**TASK OBJECTIVE**
Write every entry out again exactly, please, and skip the pictures.

**TASK INPUTS**
☆ ☆ ☆ ☆

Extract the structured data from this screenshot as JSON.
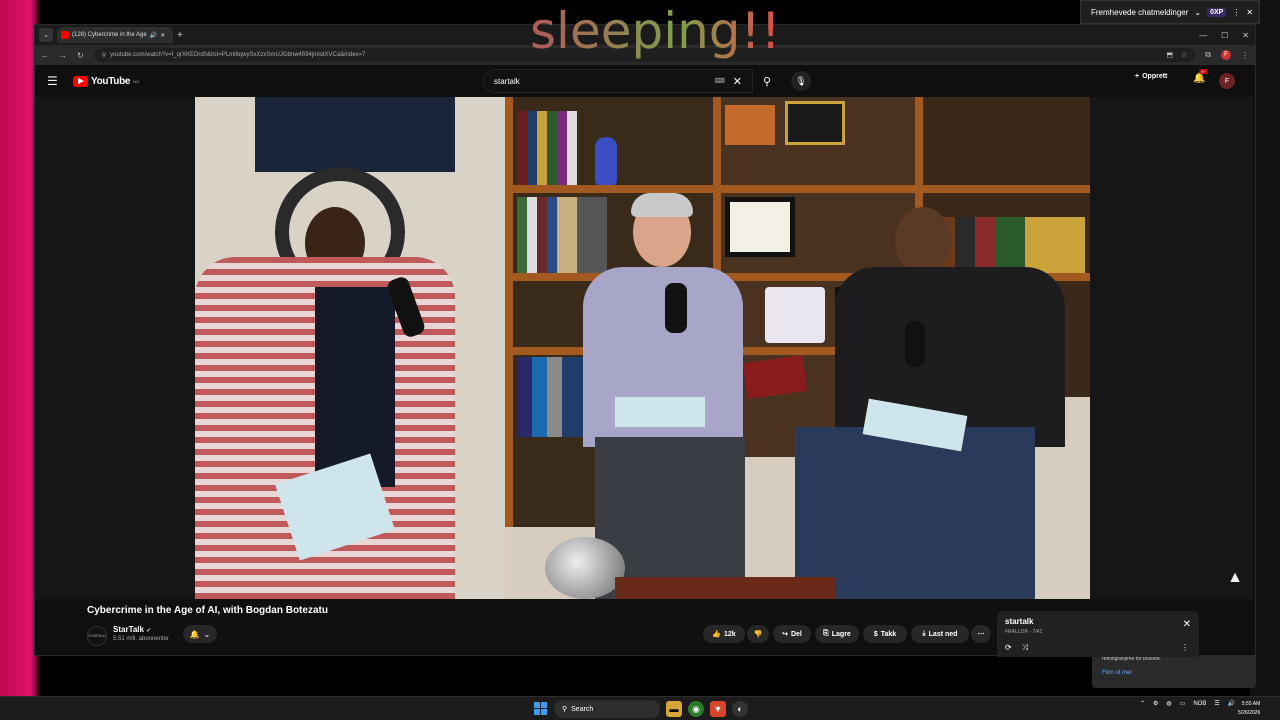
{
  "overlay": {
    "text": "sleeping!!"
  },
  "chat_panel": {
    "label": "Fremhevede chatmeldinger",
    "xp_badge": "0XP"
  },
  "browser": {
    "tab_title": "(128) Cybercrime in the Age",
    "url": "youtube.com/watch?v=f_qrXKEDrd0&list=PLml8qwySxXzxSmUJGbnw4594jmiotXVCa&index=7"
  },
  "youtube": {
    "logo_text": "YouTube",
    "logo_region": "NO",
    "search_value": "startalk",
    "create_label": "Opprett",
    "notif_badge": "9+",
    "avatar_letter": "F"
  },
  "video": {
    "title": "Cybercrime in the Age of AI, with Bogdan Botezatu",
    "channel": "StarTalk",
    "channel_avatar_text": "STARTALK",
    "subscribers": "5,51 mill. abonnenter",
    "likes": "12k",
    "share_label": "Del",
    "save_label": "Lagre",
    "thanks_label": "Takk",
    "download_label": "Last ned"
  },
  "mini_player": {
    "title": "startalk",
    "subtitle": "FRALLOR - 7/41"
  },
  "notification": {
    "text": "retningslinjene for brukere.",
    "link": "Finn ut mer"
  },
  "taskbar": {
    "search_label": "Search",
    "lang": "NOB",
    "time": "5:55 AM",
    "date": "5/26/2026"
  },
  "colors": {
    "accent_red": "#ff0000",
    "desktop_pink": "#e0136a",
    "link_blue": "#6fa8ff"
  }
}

☆ ☆ ☆ ☆

**RESULT OF THE EXERCISE**
Extract the structured data from this screenshot as JSON.
{
  "overlay": {
    "text": "sleeping!!"
  },
  "chat_panel": {
    "label": "Fremhevede chatmeldinger",
    "xp_badge": "0XP"
  },
  "browser": {
    "tab_title": "(128) Cybercrime in the Age",
    "url": "youtube.com/watch?v=f_qrXKEDrd0&list=PLml8qwySxXzxSmUJGbnw4594jmiotXVCa&index=7"
  },
  "youtube": {
    "logo_text": "YouTube",
    "logo_region": "NO",
    "search_value": "startalk",
    "create_label": "Opprett",
    "notif_badge": "9+",
    "avatar_letter": "F"
  },
  "video": {
    "title": "Cybercrime in the Age of AI, with Bogdan Botezatu",
    "channel": "StarTalk",
    "channel_avatar_text": "STARTALK",
    "subscribers": "5,51 mill. abonnenter",
    "likes": "12k",
    "share_label": "Del",
    "save_label": "Lagre",
    "thanks_label": "Takk",
    "download_label": "Last ned"
  },
  "mini_player": {
    "title": "startalk",
    "subtitle": "FRALLOR - 7/41"
  },
  "notification": {
    "text": "retningslinjene for brukere.",
    "link": "Finn ut mer"
  },
  "taskbar": {
    "search_label": "Search",
    "lang": "NOB",
    "time": "5:55 AM",
    "date": "5/26/2026"
  },
  "colors": {
    "accent_red": "#ff0000",
    "desktop_pink": "#e0136a",
    "link_blue": "#6fa8ff"
  }
}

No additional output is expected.